(Aim of the task) Return the listing word for word, as given.

Data records:
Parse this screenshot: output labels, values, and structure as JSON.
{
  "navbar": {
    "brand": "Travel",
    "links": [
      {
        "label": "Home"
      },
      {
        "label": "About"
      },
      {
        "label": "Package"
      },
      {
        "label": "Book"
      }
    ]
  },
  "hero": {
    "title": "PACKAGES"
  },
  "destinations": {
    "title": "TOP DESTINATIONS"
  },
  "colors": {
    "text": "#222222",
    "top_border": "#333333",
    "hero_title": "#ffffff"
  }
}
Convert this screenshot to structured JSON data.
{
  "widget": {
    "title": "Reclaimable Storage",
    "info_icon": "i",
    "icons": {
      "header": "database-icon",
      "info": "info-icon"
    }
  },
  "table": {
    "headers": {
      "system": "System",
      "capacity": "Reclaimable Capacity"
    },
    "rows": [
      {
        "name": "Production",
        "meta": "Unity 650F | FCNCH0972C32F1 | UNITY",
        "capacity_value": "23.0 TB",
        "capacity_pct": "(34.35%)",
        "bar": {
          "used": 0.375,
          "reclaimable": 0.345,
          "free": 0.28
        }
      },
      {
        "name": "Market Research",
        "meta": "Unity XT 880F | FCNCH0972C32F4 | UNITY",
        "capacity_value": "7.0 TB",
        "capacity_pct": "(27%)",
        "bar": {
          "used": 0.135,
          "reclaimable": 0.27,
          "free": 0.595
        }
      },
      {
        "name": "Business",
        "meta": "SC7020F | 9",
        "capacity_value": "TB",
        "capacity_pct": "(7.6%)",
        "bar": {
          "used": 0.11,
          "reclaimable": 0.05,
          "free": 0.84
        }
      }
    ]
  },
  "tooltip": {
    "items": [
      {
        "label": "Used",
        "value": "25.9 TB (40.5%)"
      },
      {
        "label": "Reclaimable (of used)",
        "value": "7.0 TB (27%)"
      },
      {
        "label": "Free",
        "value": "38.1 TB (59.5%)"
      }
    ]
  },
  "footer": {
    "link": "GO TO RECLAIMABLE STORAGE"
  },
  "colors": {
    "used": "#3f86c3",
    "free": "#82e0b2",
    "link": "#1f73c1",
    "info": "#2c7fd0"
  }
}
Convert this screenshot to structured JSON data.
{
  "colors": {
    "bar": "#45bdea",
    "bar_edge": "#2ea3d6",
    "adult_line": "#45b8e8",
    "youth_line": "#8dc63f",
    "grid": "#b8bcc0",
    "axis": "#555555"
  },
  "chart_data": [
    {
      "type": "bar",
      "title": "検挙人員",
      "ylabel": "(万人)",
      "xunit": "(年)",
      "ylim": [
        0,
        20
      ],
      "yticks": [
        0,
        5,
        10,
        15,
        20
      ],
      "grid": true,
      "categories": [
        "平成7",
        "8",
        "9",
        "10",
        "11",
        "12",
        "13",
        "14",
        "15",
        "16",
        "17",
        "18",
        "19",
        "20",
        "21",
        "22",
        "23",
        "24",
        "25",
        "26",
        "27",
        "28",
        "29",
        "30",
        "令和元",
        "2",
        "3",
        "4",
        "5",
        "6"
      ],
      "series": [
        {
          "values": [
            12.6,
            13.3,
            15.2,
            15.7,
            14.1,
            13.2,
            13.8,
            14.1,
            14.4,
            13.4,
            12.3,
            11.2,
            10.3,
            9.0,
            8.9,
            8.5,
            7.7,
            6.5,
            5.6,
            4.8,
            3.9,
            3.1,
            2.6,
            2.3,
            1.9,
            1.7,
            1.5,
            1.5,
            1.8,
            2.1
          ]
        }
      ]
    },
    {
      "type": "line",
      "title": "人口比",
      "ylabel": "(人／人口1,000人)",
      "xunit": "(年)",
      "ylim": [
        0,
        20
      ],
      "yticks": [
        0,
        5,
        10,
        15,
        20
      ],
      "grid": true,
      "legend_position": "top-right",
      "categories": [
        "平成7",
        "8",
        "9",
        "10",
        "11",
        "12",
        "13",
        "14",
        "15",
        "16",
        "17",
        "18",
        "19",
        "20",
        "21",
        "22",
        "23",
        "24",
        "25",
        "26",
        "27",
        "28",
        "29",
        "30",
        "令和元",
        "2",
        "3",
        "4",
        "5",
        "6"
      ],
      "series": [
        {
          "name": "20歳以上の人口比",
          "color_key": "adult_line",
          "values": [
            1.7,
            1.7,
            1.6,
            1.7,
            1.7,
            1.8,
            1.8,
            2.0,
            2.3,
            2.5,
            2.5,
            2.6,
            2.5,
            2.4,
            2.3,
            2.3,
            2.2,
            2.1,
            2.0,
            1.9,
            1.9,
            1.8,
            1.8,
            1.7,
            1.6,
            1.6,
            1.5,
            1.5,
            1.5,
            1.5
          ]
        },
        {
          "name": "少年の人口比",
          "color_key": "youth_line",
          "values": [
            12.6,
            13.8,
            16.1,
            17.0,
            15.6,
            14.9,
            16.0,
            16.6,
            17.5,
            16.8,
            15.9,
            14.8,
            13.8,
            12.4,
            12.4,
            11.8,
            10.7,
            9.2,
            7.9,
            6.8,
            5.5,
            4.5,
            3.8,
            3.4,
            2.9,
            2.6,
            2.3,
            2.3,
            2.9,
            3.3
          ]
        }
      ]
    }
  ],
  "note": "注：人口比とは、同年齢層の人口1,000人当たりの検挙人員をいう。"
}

(Result of the task)
Parse this screenshot: output labels, values, and structure as JSON.
{
  "navbar": {
    "brand": "Travel",
    "links": [
      {
        "label": "Home"
      },
      {
        "label": "About"
      },
      {
        "label": "Package"
      },
      {
        "label": "Book"
      }
    ]
  },
  "hero": {
    "title": "PACKAGES"
  },
  "destinations": {
    "title": "TOP DESTINATIONS"
  },
  "colors": {
    "text": "#222222",
    "top_border": "#333333",
    "hero_title": "#ffffff"
  }
}
Convert this screenshot to structured JSON data.
{
  "widget": {
    "title": "Reclaimable Storage",
    "info_icon": "i",
    "icons": {
      "header": "database-icon",
      "info": "info-icon"
    }
  },
  "table": {
    "headers": {
      "system": "System",
      "capacity": "Reclaimable Capacity"
    },
    "rows": [
      {
        "name": "Production",
        "meta": "Unity 650F | FCNCH0972C32F1 | UNITY",
        "capacity_value": "23.0 TB",
        "capacity_pct": "(34.35%)",
        "bar": {
          "used": 0.375,
          "reclaimable": 0.345,
          "free": 0.28
        }
      },
      {
        "name": "Market Research",
        "meta": "Unity XT 880F | FCNCH0972C32F4 | UNITY",
        "capacity_value": "7.0 TB",
        "capacity_pct": "(27%)",
        "bar": {
          "used": 0.135,
          "reclaimable": 0.27,
          "free": 0.595
        }
      },
      {
        "name": "Business",
        "meta": "SC7020F | 9",
        "capacity_value": "TB",
        "capacity_pct": "(7.6%)",
        "bar": {
          "used": 0.11,
          "reclaimable": 0.05,
          "free": 0.84
        }
      }
    ]
  },
  "tooltip": {
    "items": [
      {
        "label": "Used",
        "value": "25.9 TB (40.5%)"
      },
      {
        "label": "Reclaimable (of used)",
        "value": "7.0 TB (27%)"
      },
      {
        "label": "Free",
        "value": "38.1 TB (59.5%)"
      }
    ]
  },
  "footer": {
    "link": "GO TO RECLAIMABLE STORAGE"
  },
  "colors": {
    "used": "#3f86c3",
    "free": "#82e0b2",
    "link": "#1f73c1",
    "info": "#2c7fd0"
  }
}
Convert this screenshot to structured JSON data.
{
  "colors": {
    "bar": "#45bdea",
    "bar_edge": "#2ea3d6",
    "adult_line": "#45b8e8",
    "youth_line": "#8dc63f",
    "grid": "#b8bcc0",
    "axis": "#555555"
  },
  "chart_data": [
    {
      "type": "bar",
      "title": "検挙人員",
      "ylabel": "(万人)",
      "xunit": "(年)",
      "ylim": [
        0,
        20
      ],
      "yticks": [
        0,
        5,
        10,
        15,
        20
      ],
      "grid": true,
      "categories": [
        "平成7",
        "8",
        "9",
        "10",
        "11",
        "12",
        "13",
        "14",
        "15",
        "16",
        "17",
        "18",
        "19",
        "20",
        "21",
        "22",
        "23",
        "24",
        "25",
        "26",
        "27",
        "28",
        "29",
        "30",
        "令和元",
        "2",
        "3",
        "4",
        "5",
        "6"
      ],
      "series": [
        {
          "values": [
            12.6,
            13.3,
            15.2,
            15.7,
            14.1,
            13.2,
            13.8,
            14.1,
            14.4,
            13.4,
            12.3,
            11.2,
            10.3,
            9.0,
            8.9,
            8.5,
            7.7,
            6.5,
            5.6,
            4.8,
            3.9,
            3.1,
            2.6,
            2.3,
            1.9,
            1.7,
            1.5,
            1.5,
            1.8,
            2.1
          ]
        }
      ]
    },
    {
      "type": "line",
      "title": "人口比",
      "ylabel": "(人／人口1,000人)",
      "xunit": "(年)",
      "ylim": [
        0,
        20
      ],
      "yticks": [
        0,
        5,
        10,
        15,
        20
      ],
      "grid": true,
      "legend_position": "top-right",
      "categories": [
        "平成7",
        "8",
        "9",
        "10",
        "11",
        "12",
        "13",
        "14",
        "15",
        "16",
        "17",
        "18",
        "19",
        "20",
        "21",
        "22",
        "23",
        "24",
        "25",
        "26",
        "27",
        "28",
        "29",
        "30",
        "令和元",
        "2",
        "3",
        "4",
        "5",
        "6"
      ],
      "series": [
        {
          "name": "20歳以上の人口比",
          "color_key": "adult_line",
          "values": [
            1.7,
            1.7,
            1.6,
            1.7,
            1.7,
            1.8,
            1.8,
            2.0,
            2.3,
            2.5,
            2.5,
            2.6,
            2.5,
            2.4,
            2.3,
            2.3,
            2.2,
            2.1,
            2.0,
            1.9,
            1.9,
            1.8,
            1.8,
            1.7,
            1.6,
            1.6,
            1.5,
            1.5,
            1.5,
            1.5
          ]
        },
        {
          "name": "少年の人口比",
          "color_key": "youth_line",
          "values": [
            12.6,
            13.8,
            16.1,
            17.0,
            15.6,
            14.9,
            16.0,
            16.6,
            17.5,
            16.8,
            15.9,
            14.8,
            13.8,
            12.4,
            12.4,
            11.8,
            10.7,
            9.2,
            7.9,
            6.8,
            5.5,
            4.5,
            3.8,
            3.4,
            2.9,
            2.6,
            2.3,
            2.3,
            2.9,
            3.3
          ]
        }
      ]
    }
  ],
  "note": "注：人口比とは、同年齢層の人口1,000人当たりの検挙人員をいう。"
}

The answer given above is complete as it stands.